Omit all pictures. Copy the rest of the material exactly.

**Provided material:**
----------

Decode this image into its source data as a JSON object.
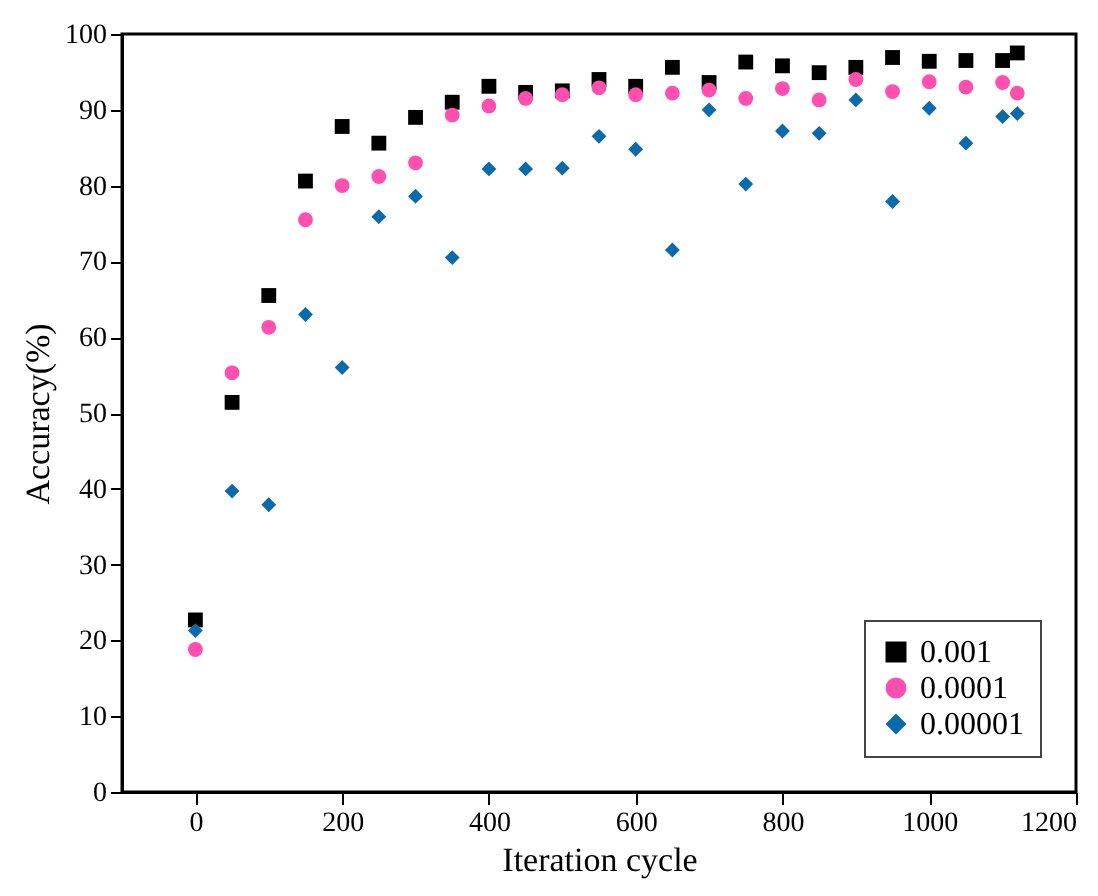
{
  "chart_data": {
    "type": "scatter",
    "xlabel": "Iteration cycle",
    "ylabel": "Accuracy(%)",
    "x": [
      0,
      50,
      100,
      150,
      200,
      250,
      300,
      350,
      400,
      450,
      500,
      550,
      600,
      650,
      700,
      750,
      800,
      850,
      900,
      950,
      1000,
      1050,
      1100,
      1120
    ],
    "series": [
      {
        "name": "0.001",
        "color": "#000000",
        "marker": "square",
        "values": [
          22.7,
          51.4,
          65.5,
          80.6,
          87.8,
          85.6,
          89,
          91,
          93.1,
          92.3,
          92.5,
          94,
          93.1,
          95.6,
          93.6,
          96.3,
          95.8,
          94.9,
          95.6,
          96.9,
          96.4,
          96.5,
          96.5,
          97.5
        ]
      },
      {
        "name": "0.0001",
        "color": "#ff4fb0",
        "marker": "circle",
        "values": [
          18.8,
          55.3,
          61.3,
          75.5,
          80,
          81.2,
          83,
          89.3,
          90.5,
          91.5,
          92,
          92.9,
          92,
          92.2,
          92.6,
          91.5,
          92.8,
          91.3,
          94,
          92.4,
          93.7,
          93,
          93.6,
          92.2
        ]
      },
      {
        "name": "0.00001",
        "color": "#0a6aaa",
        "marker": "diamond",
        "values": [
          21.3,
          39.7,
          37.9,
          63,
          56,
          75.9,
          78.6,
          70.5,
          82.2,
          82.2,
          82.3,
          86.5,
          84.8,
          71.5,
          90,
          80.2,
          87.2,
          86.9,
          91.3,
          77.9,
          90.2,
          85.6,
          89.1,
          89.5
        ]
      }
    ],
    "xlim": [
      -100,
      1200
    ],
    "xticks": [
      0,
      200,
      400,
      600,
      800,
      1000,
      1200
    ],
    "ylim": [
      0,
      100
    ],
    "yticks": [
      0,
      10,
      20,
      30,
      40,
      50,
      60,
      70,
      80,
      90,
      100
    ],
    "grid": false,
    "legend": "bottom right"
  }
}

----------

**Exercise solution:**
Decode this image into its source data as a JSON object.
{
  "chart_data": {
    "type": "scatter",
    "xlabel": "Iteration cycle",
    "ylabel": "Accuracy(%)",
    "x": [
      0,
      50,
      100,
      150,
      200,
      250,
      300,
      350,
      400,
      450,
      500,
      550,
      600,
      650,
      700,
      750,
      800,
      850,
      900,
      950,
      1000,
      1050,
      1100,
      1120
    ],
    "series": [
      {
        "name": "0.001",
        "color": "#000000",
        "marker": "square",
        "values": [
          22.7,
          51.4,
          65.5,
          80.6,
          87.8,
          85.6,
          89,
          91,
          93.1,
          92.3,
          92.5,
          94,
          93.1,
          95.6,
          93.6,
          96.3,
          95.8,
          94.9,
          95.6,
          96.9,
          96.4,
          96.5,
          96.5,
          97.5
        ]
      },
      {
        "name": "0.0001",
        "color": "#ff4fb0",
        "marker": "circle",
        "values": [
          18.8,
          55.3,
          61.3,
          75.5,
          80,
          81.2,
          83,
          89.3,
          90.5,
          91.5,
          92,
          92.9,
          92,
          92.2,
          92.6,
          91.5,
          92.8,
          91.3,
          94,
          92.4,
          93.7,
          93,
          93.6,
          92.2
        ]
      },
      {
        "name": "0.00001",
        "color": "#0a6aaa",
        "marker": "diamond",
        "values": [
          21.3,
          39.7,
          37.9,
          63,
          56,
          75.9,
          78.6,
          70.5,
          82.2,
          82.2,
          82.3,
          86.5,
          84.8,
          71.5,
          90,
          80.2,
          87.2,
          86.9,
          91.3,
          77.9,
          90.2,
          85.6,
          89.1,
          89.5
        ]
      }
    ],
    "xlim": [
      -100,
      1200
    ],
    "xticks": [
      0,
      200,
      400,
      600,
      800,
      1000,
      1200
    ],
    "ylim": [
      0,
      100
    ],
    "yticks": [
      0,
      10,
      20,
      30,
      40,
      50,
      60,
      70,
      80,
      90,
      100
    ],
    "grid": false,
    "legend": "bottom right"
  }
}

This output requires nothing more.